### Stored rows
>> Start

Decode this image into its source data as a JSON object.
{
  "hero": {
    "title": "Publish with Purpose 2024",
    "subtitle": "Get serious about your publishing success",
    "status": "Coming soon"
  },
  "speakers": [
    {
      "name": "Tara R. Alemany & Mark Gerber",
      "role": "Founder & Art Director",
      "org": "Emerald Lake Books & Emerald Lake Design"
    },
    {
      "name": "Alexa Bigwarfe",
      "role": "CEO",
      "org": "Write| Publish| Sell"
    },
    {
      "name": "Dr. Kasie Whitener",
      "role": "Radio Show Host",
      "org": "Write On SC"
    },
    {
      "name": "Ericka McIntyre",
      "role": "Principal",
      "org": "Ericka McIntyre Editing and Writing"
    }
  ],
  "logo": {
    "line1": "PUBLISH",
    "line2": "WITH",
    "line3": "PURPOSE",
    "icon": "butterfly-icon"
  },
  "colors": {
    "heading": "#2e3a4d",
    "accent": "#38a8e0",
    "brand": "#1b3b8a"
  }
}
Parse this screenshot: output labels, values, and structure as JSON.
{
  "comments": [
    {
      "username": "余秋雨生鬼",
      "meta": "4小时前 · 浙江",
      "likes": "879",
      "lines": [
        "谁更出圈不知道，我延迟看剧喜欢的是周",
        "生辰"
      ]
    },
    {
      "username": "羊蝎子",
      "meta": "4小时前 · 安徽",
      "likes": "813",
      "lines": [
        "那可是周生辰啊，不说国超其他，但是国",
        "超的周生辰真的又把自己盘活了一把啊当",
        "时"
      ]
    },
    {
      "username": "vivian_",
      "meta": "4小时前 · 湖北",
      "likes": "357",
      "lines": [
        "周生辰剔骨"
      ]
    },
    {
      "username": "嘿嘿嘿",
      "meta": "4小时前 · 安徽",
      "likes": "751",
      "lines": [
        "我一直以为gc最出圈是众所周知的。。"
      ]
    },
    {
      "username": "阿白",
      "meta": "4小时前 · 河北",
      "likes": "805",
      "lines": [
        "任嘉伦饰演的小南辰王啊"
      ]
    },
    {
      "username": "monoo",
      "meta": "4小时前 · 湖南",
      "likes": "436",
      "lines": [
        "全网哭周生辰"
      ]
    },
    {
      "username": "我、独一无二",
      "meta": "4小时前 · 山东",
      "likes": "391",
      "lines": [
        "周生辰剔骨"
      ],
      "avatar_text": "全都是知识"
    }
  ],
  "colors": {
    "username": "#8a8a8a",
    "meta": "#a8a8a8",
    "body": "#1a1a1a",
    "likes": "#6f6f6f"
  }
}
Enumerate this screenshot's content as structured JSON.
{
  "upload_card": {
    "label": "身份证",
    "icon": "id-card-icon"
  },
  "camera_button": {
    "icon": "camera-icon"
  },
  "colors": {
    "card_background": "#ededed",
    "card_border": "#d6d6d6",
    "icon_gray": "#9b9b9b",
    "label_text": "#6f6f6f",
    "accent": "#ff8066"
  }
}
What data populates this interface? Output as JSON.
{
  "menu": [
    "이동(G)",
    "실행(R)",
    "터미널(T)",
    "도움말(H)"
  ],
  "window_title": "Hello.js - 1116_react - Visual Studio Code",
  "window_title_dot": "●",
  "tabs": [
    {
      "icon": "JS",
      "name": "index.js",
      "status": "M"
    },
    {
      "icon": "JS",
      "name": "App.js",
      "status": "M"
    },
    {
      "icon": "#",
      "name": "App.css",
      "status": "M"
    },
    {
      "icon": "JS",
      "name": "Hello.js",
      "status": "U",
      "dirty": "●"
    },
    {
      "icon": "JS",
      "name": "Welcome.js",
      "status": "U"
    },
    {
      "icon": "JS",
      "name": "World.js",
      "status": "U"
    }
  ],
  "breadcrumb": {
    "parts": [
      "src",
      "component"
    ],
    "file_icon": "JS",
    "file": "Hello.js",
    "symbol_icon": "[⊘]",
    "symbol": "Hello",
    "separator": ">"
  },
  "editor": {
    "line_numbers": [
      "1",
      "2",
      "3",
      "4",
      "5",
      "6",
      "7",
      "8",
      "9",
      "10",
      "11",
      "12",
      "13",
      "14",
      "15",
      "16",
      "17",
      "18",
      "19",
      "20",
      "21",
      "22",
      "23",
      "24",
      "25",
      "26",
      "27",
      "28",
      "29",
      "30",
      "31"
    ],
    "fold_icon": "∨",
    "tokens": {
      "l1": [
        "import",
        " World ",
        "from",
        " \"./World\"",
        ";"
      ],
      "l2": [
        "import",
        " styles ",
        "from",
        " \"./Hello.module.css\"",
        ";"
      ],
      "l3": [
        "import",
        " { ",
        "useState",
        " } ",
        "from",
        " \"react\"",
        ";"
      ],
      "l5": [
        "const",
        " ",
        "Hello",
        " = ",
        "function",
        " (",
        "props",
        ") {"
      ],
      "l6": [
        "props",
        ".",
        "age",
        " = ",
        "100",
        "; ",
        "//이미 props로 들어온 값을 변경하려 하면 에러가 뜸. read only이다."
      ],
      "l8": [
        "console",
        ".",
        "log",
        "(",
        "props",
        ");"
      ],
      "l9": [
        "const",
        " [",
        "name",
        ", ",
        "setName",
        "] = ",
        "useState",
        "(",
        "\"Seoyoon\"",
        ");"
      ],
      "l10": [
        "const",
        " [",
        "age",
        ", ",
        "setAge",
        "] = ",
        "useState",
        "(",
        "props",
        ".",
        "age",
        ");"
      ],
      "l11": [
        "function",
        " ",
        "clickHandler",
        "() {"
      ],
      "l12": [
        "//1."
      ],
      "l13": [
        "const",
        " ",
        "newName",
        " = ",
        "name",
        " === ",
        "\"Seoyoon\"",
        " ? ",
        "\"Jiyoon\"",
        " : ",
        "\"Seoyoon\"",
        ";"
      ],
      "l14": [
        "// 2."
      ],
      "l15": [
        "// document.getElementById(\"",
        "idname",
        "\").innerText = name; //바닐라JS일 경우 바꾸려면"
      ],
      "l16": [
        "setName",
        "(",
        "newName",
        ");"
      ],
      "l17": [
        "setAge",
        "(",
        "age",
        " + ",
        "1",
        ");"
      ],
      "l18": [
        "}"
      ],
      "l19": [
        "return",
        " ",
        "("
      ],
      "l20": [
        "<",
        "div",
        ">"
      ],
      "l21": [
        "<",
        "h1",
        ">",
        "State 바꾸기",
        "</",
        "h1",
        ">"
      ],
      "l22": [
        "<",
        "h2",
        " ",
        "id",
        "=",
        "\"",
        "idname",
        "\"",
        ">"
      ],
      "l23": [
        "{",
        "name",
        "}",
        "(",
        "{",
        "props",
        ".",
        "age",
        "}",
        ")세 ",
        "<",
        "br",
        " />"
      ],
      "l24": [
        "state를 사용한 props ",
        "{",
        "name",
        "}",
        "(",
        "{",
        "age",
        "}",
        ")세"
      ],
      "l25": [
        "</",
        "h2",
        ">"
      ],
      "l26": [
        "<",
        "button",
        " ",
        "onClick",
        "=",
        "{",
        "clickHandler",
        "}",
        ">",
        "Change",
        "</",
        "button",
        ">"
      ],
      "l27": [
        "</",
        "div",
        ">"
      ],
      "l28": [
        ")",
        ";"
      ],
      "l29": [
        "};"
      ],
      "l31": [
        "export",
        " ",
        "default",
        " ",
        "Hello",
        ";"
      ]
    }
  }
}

>> End

### Goal
Output every line above without altering anything.

### Final result
Decode this image into its source data as a JSON object.
{
  "hero": {
    "title": "Publish with Purpose 2024",
    "subtitle": "Get serious about your publishing success",
    "status": "Coming soon"
  },
  "speakers": [
    {
      "name": "Tara R. Alemany & Mark Gerber",
      "role": "Founder & Art Director",
      "org": "Emerald Lake Books & Emerald Lake Design"
    },
    {
      "name": "Alexa Bigwarfe",
      "role": "CEO",
      "org": "Write| Publish| Sell"
    },
    {
      "name": "Dr. Kasie Whitener",
      "role": "Radio Show Host",
      "org": "Write On SC"
    },
    {
      "name": "Ericka McIntyre",
      "role": "Principal",
      "org": "Ericka McIntyre Editing and Writing"
    }
  ],
  "logo": {
    "line1": "PUBLISH",
    "line2": "WITH",
    "line3": "PURPOSE",
    "icon": "butterfly-icon"
  },
  "colors": {
    "heading": "#2e3a4d",
    "accent": "#38a8e0",
    "brand": "#1b3b8a"
  }
}
Parse this screenshot: output labels, values, and structure as JSON.
{
  "comments": [
    {
      "username": "余秋雨生鬼",
      "meta": "4小时前 · 浙江",
      "likes": "879",
      "lines": [
        "谁更出圈不知道，我延迟看剧喜欢的是周",
        "生辰"
      ]
    },
    {
      "username": "羊蝎子",
      "meta": "4小时前 · 安徽",
      "likes": "813",
      "lines": [
        "那可是周生辰啊，不说国超其他，但是国",
        "超的周生辰真的又把自己盘活了一把啊当",
        "时"
      ]
    },
    {
      "username": "vivian_",
      "meta": "4小时前 · 湖北",
      "likes": "357",
      "lines": [
        "周生辰剔骨"
      ]
    },
    {
      "username": "嘿嘿嘿",
      "meta": "4小时前 · 安徽",
      "likes": "751",
      "lines": [
        "我一直以为gc最出圈是众所周知的。。"
      ]
    },
    {
      "username": "阿白",
      "meta": "4小时前 · 河北",
      "likes": "805",
      "lines": [
        "任嘉伦饰演的小南辰王啊"
      ]
    },
    {
      "username": "monoo",
      "meta": "4小时前 · 湖南",
      "likes": "436",
      "lines": [
        "全网哭周生辰"
      ]
    },
    {
      "username": "我、独一无二",
      "meta": "4小时前 · 山东",
      "likes": "391",
      "lines": [
        "周生辰剔骨"
      ],
      "avatar_text": "全都是知识"
    }
  ],
  "colors": {
    "username": "#8a8a8a",
    "meta": "#a8a8a8",
    "body": "#1a1a1a",
    "likes": "#6f6f6f"
  }
}
Enumerate this screenshot's content as structured JSON.
{
  "upload_card": {
    "label": "身份证",
    "icon": "id-card-icon"
  },
  "camera_button": {
    "icon": "camera-icon"
  },
  "colors": {
    "card_background": "#ededed",
    "card_border": "#d6d6d6",
    "icon_gray": "#9b9b9b",
    "label_text": "#6f6f6f",
    "accent": "#ff8066"
  }
}
What data populates this interface? Output as JSON.
{
  "menu": [
    "이동(G)",
    "실행(R)",
    "터미널(T)",
    "도움말(H)"
  ],
  "window_title": "Hello.js - 1116_react - Visual Studio Code",
  "window_title_dot": "●",
  "tabs": [
    {
      "icon": "JS",
      "name": "index.js",
      "status": "M"
    },
    {
      "icon": "JS",
      "name": "App.js",
      "status": "M"
    },
    {
      "icon": "#",
      "name": "App.css",
      "status": "M"
    },
    {
      "icon": "JS",
      "name": "Hello.js",
      "status": "U",
      "dirty": "●"
    },
    {
      "icon": "JS",
      "name": "Welcome.js",
      "status": "U"
    },
    {
      "icon": "JS",
      "name": "World.js",
      "status": "U"
    }
  ],
  "breadcrumb": {
    "parts": [
      "src",
      "component"
    ],
    "file_icon": "JS",
    "file": "Hello.js",
    "symbol_icon": "[⊘]",
    "symbol": "Hello",
    "separator": ">"
  },
  "editor": {
    "line_numbers": [
      "1",
      "2",
      "3",
      "4",
      "5",
      "6",
      "7",
      "8",
      "9",
      "10",
      "11",
      "12",
      "13",
      "14",
      "15",
      "16",
      "17",
      "18",
      "19",
      "20",
      "21",
      "22",
      "23",
      "24",
      "25",
      "26",
      "27",
      "28",
      "29",
      "30",
      "31"
    ],
    "fold_icon": "∨",
    "tokens": {
      "l1": [
        "import",
        " World ",
        "from",
        " \"./World\"",
        ";"
      ],
      "l2": [
        "import",
        " styles ",
        "from",
        " \"./Hello.module.css\"",
        ";"
      ],
      "l3": [
        "import",
        " { ",
        "useState",
        " } ",
        "from",
        " \"react\"",
        ";"
      ],
      "l5": [
        "const",
        " ",
        "Hello",
        " = ",
        "function",
        " (",
        "props",
        ") {"
      ],
      "l6": [
        "props",
        ".",
        "age",
        " = ",
        "100",
        "; ",
        "//이미 props로 들어온 값을 변경하려 하면 에러가 뜸. read only이다."
      ],
      "l8": [
        "console",
        ".",
        "log",
        "(",
        "props",
        ");"
      ],
      "l9": [
        "const",
        " [",
        "name",
        ", ",
        "setName",
        "] = ",
        "useState",
        "(",
        "\"Seoyoon\"",
        ");"
      ],
      "l10": [
        "const",
        " [",
        "age",
        ", ",
        "setAge",
        "] = ",
        "useState",
        "(",
        "props",
        ".",
        "age",
        ");"
      ],
      "l11": [
        "function",
        " ",
        "clickHandler",
        "() {"
      ],
      "l12": [
        "//1."
      ],
      "l13": [
        "const",
        " ",
        "newName",
        " = ",
        "name",
        " === ",
        "\"Seoyoon\"",
        " ? ",
        "\"Jiyoon\"",
        " : ",
        "\"Seoyoon\"",
        ";"
      ],
      "l14": [
        "// 2."
      ],
      "l15": [
        "// document.getElementById(\"",
        "idname",
        "\").innerText = name; //바닐라JS일 경우 바꾸려면"
      ],
      "l16": [
        "setName",
        "(",
        "newName",
        ");"
      ],
      "l17": [
        "setAge",
        "(",
        "age",
        " + ",
        "1",
        ");"
      ],
      "l18": [
        "}"
      ],
      "l19": [
        "return",
        " ",
        "("
      ],
      "l20": [
        "<",
        "div",
        ">"
      ],
      "l21": [
        "<",
        "h1",
        ">",
        "State 바꾸기",
        "</",
        "h1",
        ">"
      ],
      "l22": [
        "<",
        "h2",
        " ",
        "id",
        "=",
        "\"",
        "idname",
        "\"",
        ">"
      ],
      "l23": [
        "{",
        "name",
        "}",
        "(",
        "{",
        "props",
        ".",
        "age",
        "}",
        ")세 ",
        "<",
        "br",
        " />"
      ],
      "l24": [
        "state를 사용한 props ",
        "{",
        "name",
        "}",
        "(",
        "{",
        "age",
        "}",
        ")세"
      ],
      "l25": [
        "</",
        "h2",
        ">"
      ],
      "l26": [
        "<",
        "button",
        " ",
        "onClick",
        "=",
        "{",
        "clickHandler",
        "}",
        ">",
        "Change",
        "</",
        "button",
        ">"
      ],
      "l27": [
        "</",
        "div",
        ">"
      ],
      "l28": [
        ")",
        ";"
      ],
      "l29": [
        "};"
      ],
      "l31": [
        "export",
        " ",
        "default",
        " ",
        "Hello",
        ";"
      ]
    }
  }
}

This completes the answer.